===== Data entries

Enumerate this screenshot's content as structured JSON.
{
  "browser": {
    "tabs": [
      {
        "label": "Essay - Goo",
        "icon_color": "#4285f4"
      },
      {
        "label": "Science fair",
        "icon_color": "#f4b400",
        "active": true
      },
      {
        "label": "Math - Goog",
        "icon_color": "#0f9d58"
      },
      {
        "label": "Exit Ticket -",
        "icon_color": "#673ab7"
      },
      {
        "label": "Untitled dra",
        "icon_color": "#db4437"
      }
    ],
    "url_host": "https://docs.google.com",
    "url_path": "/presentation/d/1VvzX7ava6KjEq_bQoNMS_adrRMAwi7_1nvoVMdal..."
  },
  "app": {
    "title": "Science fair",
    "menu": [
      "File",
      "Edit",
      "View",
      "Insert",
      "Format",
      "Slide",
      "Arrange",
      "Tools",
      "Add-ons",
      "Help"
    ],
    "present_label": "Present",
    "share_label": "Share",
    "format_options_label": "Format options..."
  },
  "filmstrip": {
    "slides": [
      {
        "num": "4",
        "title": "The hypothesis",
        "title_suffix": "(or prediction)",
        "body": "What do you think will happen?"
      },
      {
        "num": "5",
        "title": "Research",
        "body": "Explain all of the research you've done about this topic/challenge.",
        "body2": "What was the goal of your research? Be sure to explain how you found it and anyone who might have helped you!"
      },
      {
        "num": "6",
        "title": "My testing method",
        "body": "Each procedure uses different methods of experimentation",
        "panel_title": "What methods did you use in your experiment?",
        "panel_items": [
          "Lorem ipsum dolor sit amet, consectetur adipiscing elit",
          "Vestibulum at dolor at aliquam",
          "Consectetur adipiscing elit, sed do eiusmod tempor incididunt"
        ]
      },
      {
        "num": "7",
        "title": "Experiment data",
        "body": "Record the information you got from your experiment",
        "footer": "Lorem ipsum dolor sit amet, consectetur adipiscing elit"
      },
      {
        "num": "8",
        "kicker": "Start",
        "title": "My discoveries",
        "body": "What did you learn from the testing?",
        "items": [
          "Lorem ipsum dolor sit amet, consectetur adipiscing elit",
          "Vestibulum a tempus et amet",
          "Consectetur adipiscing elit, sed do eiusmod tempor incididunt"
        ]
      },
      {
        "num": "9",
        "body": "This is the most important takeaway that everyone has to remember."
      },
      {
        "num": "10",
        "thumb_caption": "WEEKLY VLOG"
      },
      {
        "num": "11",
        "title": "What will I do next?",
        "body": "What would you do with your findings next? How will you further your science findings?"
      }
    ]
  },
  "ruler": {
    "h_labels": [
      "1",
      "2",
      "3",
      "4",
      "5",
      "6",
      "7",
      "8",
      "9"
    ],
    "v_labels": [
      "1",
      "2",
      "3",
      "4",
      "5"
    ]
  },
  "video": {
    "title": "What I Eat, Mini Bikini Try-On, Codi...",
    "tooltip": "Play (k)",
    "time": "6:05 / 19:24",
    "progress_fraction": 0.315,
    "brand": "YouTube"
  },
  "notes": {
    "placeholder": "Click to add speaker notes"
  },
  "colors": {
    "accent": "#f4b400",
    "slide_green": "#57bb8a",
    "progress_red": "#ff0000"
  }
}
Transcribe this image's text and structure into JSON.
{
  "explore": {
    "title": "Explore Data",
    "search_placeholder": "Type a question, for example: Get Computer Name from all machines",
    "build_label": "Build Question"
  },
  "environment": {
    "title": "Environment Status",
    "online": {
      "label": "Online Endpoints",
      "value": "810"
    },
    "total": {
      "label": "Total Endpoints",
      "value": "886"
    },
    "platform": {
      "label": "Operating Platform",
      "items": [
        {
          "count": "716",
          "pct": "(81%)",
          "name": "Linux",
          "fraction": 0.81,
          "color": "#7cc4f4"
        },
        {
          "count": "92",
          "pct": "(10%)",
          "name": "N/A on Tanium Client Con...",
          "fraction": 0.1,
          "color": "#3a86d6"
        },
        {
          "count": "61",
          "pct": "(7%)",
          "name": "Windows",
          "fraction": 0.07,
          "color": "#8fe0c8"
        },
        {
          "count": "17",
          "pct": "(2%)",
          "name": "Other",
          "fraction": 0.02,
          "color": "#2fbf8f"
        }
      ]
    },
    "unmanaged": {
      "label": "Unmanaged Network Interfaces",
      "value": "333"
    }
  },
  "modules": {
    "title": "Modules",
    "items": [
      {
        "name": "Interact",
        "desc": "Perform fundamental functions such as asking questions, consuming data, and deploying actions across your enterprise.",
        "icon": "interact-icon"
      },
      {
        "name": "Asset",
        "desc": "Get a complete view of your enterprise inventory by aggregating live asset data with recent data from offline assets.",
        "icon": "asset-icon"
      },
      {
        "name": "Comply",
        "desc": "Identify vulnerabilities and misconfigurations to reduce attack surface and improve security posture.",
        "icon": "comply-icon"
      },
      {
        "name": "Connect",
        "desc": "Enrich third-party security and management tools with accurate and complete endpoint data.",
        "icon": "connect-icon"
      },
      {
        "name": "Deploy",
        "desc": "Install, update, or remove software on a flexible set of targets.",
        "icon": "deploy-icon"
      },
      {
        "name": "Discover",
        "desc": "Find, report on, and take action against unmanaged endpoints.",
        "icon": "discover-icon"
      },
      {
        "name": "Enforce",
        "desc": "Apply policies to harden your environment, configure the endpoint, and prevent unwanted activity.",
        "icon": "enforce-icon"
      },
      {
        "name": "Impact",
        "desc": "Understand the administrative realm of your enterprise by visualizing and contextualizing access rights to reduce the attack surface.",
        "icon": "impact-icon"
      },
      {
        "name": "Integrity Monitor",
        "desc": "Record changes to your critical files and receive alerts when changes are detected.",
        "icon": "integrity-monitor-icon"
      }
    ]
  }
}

==========

Stated exercise
Copy out each line exactly.

Correct answer
Enumerate this screenshot's content as structured JSON.
{
  "browser": {
    "tabs": [
      {
        "label": "Essay - Goo",
        "icon_color": "#4285f4"
      },
      {
        "label": "Science fair",
        "icon_color": "#f4b400",
        "active": true
      },
      {
        "label": "Math - Goog",
        "icon_color": "#0f9d58"
      },
      {
        "label": "Exit Ticket -",
        "icon_color": "#673ab7"
      },
      {
        "label": "Untitled dra",
        "icon_color": "#db4437"
      }
    ],
    "url_host": "https://docs.google.com",
    "url_path": "/presentation/d/1VvzX7ava6KjEq_bQoNMS_adrRMAwi7_1nvoVMdal..."
  },
  "app": {
    "title": "Science fair",
    "menu": [
      "File",
      "Edit",
      "View",
      "Insert",
      "Format",
      "Slide",
      "Arrange",
      "Tools",
      "Add-ons",
      "Help"
    ],
    "present_label": "Present",
    "share_label": "Share",
    "format_options_label": "Format options..."
  },
  "filmstrip": {
    "slides": [
      {
        "num": "4",
        "title": "The hypothesis",
        "title_suffix": "(or prediction)",
        "body": "What do you think will happen?"
      },
      {
        "num": "5",
        "title": "Research",
        "body": "Explain all of the research you've done about this topic/challenge.",
        "body2": "What was the goal of your research? Be sure to explain how you found it and anyone who might have helped you!"
      },
      {
        "num": "6",
        "title": "My testing method",
        "body": "Each procedure uses different methods of experimentation",
        "panel_title": "What methods did you use in your experiment?",
        "panel_items": [
          "Lorem ipsum dolor sit amet, consectetur adipiscing elit",
          "Vestibulum at dolor at aliquam",
          "Consectetur adipiscing elit, sed do eiusmod tempor incididunt"
        ]
      },
      {
        "num": "7",
        "title": "Experiment data",
        "body": "Record the information you got from your experiment",
        "footer": "Lorem ipsum dolor sit amet, consectetur adipiscing elit"
      },
      {
        "num": "8",
        "kicker": "Start",
        "title": "My discoveries",
        "body": "What did you learn from the testing?",
        "items": [
          "Lorem ipsum dolor sit amet, consectetur adipiscing elit",
          "Vestibulum a tempus et amet",
          "Consectetur adipiscing elit, sed do eiusmod tempor incididunt"
        ]
      },
      {
        "num": "9",
        "body": "This is the most important takeaway that everyone has to remember."
      },
      {
        "num": "10",
        "thumb_caption": "WEEKLY VLOG"
      },
      {
        "num": "11",
        "title": "What will I do next?",
        "body": "What would you do with your findings next? How will you further your science findings?"
      }
    ]
  },
  "ruler": {
    "h_labels": [
      "1",
      "2",
      "3",
      "4",
      "5",
      "6",
      "7",
      "8",
      "9"
    ],
    "v_labels": [
      "1",
      "2",
      "3",
      "4",
      "5"
    ]
  },
  "video": {
    "title": "What I Eat, Mini Bikini Try-On, Codi...",
    "tooltip": "Play (k)",
    "time": "6:05 / 19:24",
    "progress_fraction": 0.315,
    "brand": "YouTube"
  },
  "notes": {
    "placeholder": "Click to add speaker notes"
  },
  "colors": {
    "accent": "#f4b400",
    "slide_green": "#57bb8a",
    "progress_red": "#ff0000"
  }
}
Transcribe this image's text and structure into JSON.
{
  "explore": {
    "title": "Explore Data",
    "search_placeholder": "Type a question, for example: Get Computer Name from all machines",
    "build_label": "Build Question"
  },
  "environment": {
    "title": "Environment Status",
    "online": {
      "label": "Online Endpoints",
      "value": "810"
    },
    "total": {
      "label": "Total Endpoints",
      "value": "886"
    },
    "platform": {
      "label": "Operating Platform",
      "items": [
        {
          "count": "716",
          "pct": "(81%)",
          "name": "Linux",
          "fraction": 0.81,
          "color": "#7cc4f4"
        },
        {
          "count": "92",
          "pct": "(10%)",
          "name": "N/A on Tanium Client Con...",
          "fraction": 0.1,
          "color": "#3a86d6"
        },
        {
          "count": "61",
          "pct": "(7%)",
          "name": "Windows",
          "fraction": 0.07,
          "color": "#8fe0c8"
        },
        {
          "count": "17",
          "pct": "(2%)",
          "name": "Other",
          "fraction": 0.02,
          "color": "#2fbf8f"
        }
      ]
    },
    "unmanaged": {
      "label": "Unmanaged Network Interfaces",
      "value": "333"
    }
  },
  "modules": {
    "title": "Modules",
    "items": [
      {
        "name": "Interact",
        "desc": "Perform fundamental functions such as asking questions, consuming data, and deploying actions across your enterprise.",
        "icon": "interact-icon"
      },
      {
        "name": "Asset",
        "desc": "Get a complete view of your enterprise inventory by aggregating live asset data with recent data from offline assets.",
        "icon": "asset-icon"
      },
      {
        "name": "Comply",
        "desc": "Identify vulnerabilities and misconfigurations to reduce attack surface and improve security posture.",
        "icon": "comply-icon"
      },
      {
        "name": "Connect",
        "desc": "Enrich third-party security and management tools with accurate and complete endpoint data.",
        "icon": "connect-icon"
      },
      {
        "name": "Deploy",
        "desc": "Install, update, or remove software on a flexible set of targets.",
        "icon": "deploy-icon"
      },
      {
        "name": "Discover",
        "desc": "Find, report on, and take action against unmanaged endpoints.",
        "icon": "discover-icon"
      },
      {
        "name": "Enforce",
        "desc": "Apply policies to harden your environment, configure the endpoint, and prevent unwanted activity.",
        "icon": "enforce-icon"
      },
      {
        "name": "Impact",
        "desc": "Understand the administrative realm of your enterprise by visualizing and contextualizing access rights to reduce the attack surface.",
        "icon": "impact-icon"
      },
      {
        "name": "Integrity Monitor",
        "desc": "Record changes to your critical files and receive alerts when changes are detected.",
        "icon": "integrity-monitor-icon"
      }
    ]
  }
}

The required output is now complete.